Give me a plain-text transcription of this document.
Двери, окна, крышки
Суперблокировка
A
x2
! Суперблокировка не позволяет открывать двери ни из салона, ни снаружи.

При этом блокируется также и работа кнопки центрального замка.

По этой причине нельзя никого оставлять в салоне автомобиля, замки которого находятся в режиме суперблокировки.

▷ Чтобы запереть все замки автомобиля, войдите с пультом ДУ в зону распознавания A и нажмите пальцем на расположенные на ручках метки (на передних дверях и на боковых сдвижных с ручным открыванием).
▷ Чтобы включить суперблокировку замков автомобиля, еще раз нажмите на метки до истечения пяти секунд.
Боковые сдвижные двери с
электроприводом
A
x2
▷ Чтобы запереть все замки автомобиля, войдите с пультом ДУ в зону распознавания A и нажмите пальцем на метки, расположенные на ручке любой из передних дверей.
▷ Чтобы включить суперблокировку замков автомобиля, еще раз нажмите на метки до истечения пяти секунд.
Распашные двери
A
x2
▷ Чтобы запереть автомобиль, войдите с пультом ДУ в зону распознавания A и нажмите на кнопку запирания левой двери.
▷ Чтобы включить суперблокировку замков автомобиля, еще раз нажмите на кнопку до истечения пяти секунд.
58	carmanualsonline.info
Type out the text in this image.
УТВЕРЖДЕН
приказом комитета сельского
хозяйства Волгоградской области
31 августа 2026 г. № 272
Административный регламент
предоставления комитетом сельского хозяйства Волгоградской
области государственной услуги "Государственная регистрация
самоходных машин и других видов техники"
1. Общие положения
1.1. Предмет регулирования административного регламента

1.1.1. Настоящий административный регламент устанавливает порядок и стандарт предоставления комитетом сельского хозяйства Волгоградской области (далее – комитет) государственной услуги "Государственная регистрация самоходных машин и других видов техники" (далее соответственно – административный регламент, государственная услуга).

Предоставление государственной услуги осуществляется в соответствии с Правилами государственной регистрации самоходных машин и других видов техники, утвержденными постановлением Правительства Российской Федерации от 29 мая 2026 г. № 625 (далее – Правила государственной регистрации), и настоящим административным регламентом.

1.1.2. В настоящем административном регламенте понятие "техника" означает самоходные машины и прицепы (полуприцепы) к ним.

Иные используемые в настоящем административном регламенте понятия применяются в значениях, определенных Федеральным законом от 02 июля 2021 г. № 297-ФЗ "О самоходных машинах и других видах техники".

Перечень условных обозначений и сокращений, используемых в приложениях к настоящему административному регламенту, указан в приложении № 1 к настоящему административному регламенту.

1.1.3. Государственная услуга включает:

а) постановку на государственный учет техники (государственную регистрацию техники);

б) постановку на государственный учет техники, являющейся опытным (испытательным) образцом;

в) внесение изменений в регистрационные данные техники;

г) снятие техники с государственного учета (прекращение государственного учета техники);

= = = =

__TASK BRIEF__.
Give back the whole listing exactly as it reads.

__PROBLEM SOLUTION__.
Give me a plain-text transcription of this document.
Двери, окна, крышки
Суперблокировка
A
x2
! Суперблокировка не позволяет открывать двери ни из салона, ни снаружи.

При этом блокируется также и работа кнопки центрального замка.

По этой причине нельзя никого оставлять в салоне автомобиля, замки которого находятся в режиме суперблокировки.

▷ Чтобы запереть все замки автомобиля, войдите с пультом ДУ в зону распознавания A и нажмите пальцем на расположенные на ручках метки (на передних дверях и на боковых сдвижных с ручным открыванием).
▷ Чтобы включить суперблокировку замков автомобиля, еще раз нажмите на метки до истечения пяти секунд.
Боковые сдвижные двери с
электроприводом
A
x2
▷ Чтобы запереть все замки автомобиля, войдите с пультом ДУ в зону распознавания A и нажмите пальцем на метки, расположенные на ручке любой из передних дверей.
▷ Чтобы включить суперблокировку замков автомобиля, еще раз нажмите на метки до истечения пяти секунд.
Распашные двери
A
x2
▷ Чтобы запереть автомобиль, войдите с пультом ДУ в зону распознавания A и нажмите на кнопку запирания левой двери.
▷ Чтобы включить суперблокировку замков автомобиля, еще раз нажмите на кнопку до истечения пяти секунд.
58	carmanualsonline.info
Type out the text in this image.
УТВЕРЖДЕН
приказом комитета сельского
хозяйства Волгоградской области
31 августа 2026 г. № 272
Административный регламент
предоставления комитетом сельского хозяйства Волгоградской
области государственной услуги "Государственная регистрация
самоходных машин и других видов техники"
1. Общие положения
1.1. Предмет регулирования административного регламента

1.1.1. Настоящий административный регламент устанавливает порядок и стандарт предоставления комитетом сельского хозяйства Волгоградской области (далее – комитет) государственной услуги "Государственная регистрация самоходных машин и других видов техники" (далее соответственно – административный регламент, государственная услуга).

Предоставление государственной услуги осуществляется в соответствии с Правилами государственной регистрации самоходных машин и других видов техники, утвержденными постановлением Правительства Российской Федерации от 29 мая 2026 г. № 625 (далее – Правила государственной регистрации), и настоящим административным регламентом.

1.1.2. В настоящем административном регламенте понятие "техника" означает самоходные машины и прицепы (полуприцепы) к ним.

Иные используемые в настоящем административном регламенте понятия применяются в значениях, определенных Федеральным законом от 02 июля 2021 г. № 297-ФЗ "О самоходных машинах и других видах техники".

Перечень условных обозначений и сокращений, используемых в приложениях к настоящему административному регламенту, указан в приложении № 1 к настоящему административному регламенту.

1.1.3. Государственная услуга включает:

а) постановку на государственный учет техники (государственную регистрацию техники);

б) постановку на государственный учет техники, являющейся опытным (испытательным) образцом;

в) внесение изменений в регистрационные данные техники;

г) снятие техники с государственного учета (прекращение государственного учета техники);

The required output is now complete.